(WHAT IS ASKED) Give the number of lines in the records below that include "dimensión". Reply with that number alone.
Start of ENTRIES SUPPLIED
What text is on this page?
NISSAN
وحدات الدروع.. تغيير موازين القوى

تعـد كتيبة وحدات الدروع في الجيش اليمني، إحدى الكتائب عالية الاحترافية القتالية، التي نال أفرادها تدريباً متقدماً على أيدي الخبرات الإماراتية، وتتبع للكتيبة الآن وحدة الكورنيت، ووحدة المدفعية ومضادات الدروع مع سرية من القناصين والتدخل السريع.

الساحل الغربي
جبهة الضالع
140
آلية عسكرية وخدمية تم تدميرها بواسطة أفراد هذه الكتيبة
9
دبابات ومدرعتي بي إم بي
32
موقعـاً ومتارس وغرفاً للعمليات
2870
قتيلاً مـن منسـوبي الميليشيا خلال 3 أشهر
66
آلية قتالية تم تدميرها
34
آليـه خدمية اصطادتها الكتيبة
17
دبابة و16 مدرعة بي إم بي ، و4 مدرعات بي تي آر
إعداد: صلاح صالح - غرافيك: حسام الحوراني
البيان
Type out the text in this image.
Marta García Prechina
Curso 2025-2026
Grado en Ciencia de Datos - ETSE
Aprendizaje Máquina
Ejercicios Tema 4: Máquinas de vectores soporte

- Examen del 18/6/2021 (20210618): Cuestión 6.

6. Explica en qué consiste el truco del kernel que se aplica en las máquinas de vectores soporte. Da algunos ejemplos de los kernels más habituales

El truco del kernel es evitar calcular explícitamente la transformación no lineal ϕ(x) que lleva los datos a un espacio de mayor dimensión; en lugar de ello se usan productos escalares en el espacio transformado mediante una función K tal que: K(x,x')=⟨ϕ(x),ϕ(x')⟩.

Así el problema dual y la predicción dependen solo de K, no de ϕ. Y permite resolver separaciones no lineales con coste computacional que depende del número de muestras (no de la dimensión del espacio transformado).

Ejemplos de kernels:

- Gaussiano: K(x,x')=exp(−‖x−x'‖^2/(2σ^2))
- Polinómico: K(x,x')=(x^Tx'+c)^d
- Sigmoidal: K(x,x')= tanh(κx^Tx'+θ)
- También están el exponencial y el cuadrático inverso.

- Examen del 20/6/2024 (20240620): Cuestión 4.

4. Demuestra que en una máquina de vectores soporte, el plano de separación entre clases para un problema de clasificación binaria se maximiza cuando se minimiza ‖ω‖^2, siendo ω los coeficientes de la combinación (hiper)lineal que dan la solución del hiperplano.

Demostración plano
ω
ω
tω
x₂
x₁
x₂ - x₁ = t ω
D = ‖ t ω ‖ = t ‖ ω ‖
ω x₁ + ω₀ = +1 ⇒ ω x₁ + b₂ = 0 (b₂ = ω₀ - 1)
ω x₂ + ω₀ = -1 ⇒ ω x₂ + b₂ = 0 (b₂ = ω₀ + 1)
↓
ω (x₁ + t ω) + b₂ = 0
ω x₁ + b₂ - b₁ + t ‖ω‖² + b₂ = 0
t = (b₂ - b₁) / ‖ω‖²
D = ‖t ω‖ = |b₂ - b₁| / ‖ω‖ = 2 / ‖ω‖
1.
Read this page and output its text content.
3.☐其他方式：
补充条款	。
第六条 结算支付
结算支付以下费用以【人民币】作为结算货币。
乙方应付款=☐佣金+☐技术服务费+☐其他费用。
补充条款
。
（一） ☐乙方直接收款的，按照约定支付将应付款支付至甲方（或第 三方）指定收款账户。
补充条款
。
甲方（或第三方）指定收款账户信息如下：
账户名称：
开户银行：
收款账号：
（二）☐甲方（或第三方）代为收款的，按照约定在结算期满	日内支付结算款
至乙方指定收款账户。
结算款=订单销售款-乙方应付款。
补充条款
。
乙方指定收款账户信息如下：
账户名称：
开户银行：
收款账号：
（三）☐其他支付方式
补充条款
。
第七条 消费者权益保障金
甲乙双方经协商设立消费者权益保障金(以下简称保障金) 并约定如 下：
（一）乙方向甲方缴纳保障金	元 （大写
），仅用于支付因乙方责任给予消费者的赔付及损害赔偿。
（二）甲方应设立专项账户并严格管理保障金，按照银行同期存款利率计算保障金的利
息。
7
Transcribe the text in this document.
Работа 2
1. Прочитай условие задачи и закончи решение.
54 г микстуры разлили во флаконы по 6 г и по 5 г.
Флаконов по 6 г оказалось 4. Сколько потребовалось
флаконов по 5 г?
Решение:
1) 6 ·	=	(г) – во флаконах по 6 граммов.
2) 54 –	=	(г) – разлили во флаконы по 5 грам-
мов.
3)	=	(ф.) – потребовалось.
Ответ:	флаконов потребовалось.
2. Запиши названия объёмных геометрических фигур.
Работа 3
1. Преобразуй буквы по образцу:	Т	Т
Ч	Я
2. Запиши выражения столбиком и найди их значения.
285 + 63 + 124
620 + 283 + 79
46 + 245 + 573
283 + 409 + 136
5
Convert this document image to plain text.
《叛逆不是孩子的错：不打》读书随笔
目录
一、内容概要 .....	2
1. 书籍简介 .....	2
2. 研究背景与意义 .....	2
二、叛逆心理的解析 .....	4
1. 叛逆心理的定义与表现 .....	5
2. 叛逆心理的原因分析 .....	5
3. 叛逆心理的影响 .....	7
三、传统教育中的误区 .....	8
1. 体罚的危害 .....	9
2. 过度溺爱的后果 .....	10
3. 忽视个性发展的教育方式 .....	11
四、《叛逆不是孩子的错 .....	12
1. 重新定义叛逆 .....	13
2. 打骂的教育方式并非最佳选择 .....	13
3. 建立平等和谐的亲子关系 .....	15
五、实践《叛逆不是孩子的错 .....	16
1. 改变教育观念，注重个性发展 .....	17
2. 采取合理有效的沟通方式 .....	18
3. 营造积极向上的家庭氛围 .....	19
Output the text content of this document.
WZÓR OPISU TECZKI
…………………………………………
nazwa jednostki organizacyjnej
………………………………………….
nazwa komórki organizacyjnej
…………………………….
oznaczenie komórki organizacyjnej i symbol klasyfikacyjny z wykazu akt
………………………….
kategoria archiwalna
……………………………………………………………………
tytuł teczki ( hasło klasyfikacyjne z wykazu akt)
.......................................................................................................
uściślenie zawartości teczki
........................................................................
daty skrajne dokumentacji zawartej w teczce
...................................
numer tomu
End of ENTRIES SUPPLIED
(WORKED SOLUTION) 2